▶ TASK DETAILS
Search the listing below for the string "Sherratt" and show each line that contains it.

[Saved entries]
------------------------------

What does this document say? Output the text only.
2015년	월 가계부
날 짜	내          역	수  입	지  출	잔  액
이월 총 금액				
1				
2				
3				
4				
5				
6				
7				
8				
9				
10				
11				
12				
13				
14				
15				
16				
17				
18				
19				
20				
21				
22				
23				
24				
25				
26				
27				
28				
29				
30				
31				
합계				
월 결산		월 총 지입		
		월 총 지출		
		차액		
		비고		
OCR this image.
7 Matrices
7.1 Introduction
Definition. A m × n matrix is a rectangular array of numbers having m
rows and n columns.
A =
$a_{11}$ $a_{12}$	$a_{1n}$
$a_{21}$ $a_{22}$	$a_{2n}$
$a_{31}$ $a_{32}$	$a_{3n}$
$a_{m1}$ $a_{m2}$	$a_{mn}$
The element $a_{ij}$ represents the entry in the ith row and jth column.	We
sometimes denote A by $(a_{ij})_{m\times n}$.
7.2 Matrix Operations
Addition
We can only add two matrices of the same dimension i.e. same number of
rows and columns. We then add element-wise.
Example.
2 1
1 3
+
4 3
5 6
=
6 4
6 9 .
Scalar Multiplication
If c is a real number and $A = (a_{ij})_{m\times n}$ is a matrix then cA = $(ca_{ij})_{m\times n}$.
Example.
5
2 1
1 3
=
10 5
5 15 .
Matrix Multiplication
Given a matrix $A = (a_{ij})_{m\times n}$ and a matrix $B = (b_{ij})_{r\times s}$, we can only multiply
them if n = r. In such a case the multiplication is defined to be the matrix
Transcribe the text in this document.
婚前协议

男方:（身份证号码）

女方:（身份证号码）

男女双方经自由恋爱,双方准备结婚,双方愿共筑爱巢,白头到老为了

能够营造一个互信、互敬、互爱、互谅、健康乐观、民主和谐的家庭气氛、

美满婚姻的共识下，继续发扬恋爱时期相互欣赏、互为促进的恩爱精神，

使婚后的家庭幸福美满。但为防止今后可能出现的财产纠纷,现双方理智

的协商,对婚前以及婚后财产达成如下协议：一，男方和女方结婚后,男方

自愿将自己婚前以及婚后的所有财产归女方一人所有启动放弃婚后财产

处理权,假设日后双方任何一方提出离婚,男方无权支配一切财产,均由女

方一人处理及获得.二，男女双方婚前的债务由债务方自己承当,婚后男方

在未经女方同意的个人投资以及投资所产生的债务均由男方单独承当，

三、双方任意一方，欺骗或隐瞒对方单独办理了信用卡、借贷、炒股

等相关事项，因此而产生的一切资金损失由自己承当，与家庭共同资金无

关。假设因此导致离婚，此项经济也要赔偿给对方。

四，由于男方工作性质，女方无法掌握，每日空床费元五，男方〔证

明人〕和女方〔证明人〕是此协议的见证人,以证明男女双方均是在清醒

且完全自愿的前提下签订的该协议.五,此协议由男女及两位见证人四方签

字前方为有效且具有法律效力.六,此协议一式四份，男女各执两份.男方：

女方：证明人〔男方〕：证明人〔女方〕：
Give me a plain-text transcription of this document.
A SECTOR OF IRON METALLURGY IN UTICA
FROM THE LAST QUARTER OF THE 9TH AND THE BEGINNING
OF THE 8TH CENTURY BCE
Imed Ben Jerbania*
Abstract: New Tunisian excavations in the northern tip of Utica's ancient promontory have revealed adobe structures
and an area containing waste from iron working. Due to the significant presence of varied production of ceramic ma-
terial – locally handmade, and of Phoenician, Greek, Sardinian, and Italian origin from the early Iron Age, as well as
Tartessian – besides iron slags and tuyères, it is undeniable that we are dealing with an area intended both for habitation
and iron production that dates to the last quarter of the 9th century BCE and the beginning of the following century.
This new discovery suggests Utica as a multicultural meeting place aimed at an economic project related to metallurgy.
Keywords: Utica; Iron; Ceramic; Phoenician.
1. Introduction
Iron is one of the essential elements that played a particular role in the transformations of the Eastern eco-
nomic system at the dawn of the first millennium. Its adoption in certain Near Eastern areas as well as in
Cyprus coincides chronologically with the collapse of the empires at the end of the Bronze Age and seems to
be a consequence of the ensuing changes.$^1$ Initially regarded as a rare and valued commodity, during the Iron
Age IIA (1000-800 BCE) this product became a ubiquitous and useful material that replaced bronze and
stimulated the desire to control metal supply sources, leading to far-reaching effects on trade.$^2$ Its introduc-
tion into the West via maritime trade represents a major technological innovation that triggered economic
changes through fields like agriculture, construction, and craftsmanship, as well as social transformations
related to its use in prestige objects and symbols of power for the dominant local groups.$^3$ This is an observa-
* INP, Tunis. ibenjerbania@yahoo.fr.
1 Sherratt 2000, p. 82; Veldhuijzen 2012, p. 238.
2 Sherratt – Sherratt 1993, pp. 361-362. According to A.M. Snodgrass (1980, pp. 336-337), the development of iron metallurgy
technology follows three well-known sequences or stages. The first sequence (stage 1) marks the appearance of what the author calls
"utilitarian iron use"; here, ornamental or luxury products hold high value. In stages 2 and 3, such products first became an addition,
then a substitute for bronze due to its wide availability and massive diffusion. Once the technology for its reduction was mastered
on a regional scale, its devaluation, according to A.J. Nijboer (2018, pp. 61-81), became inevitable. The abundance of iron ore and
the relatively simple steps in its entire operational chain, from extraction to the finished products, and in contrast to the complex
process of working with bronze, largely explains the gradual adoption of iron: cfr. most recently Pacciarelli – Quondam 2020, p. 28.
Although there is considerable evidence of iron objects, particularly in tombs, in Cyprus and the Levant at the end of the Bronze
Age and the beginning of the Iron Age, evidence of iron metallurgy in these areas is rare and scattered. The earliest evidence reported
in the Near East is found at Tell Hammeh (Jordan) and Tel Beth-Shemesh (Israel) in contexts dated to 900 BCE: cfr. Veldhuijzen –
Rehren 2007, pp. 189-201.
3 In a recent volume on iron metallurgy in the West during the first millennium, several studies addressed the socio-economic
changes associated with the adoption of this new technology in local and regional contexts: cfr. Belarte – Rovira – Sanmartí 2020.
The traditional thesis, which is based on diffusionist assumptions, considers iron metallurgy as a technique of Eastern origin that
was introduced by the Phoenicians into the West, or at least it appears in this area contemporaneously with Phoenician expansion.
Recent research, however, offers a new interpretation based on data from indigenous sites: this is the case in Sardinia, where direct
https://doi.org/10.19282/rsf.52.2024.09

------------------------------

▶ SOLUTION
1 Sherratt 2000, p. 82; Veldhuijzen 2012, p. 238.
2 Sherratt – Sherratt 1993, pp. 361-362. According to A.M. Snodgrass (1980, pp. 336-337), the development of iron metallurgy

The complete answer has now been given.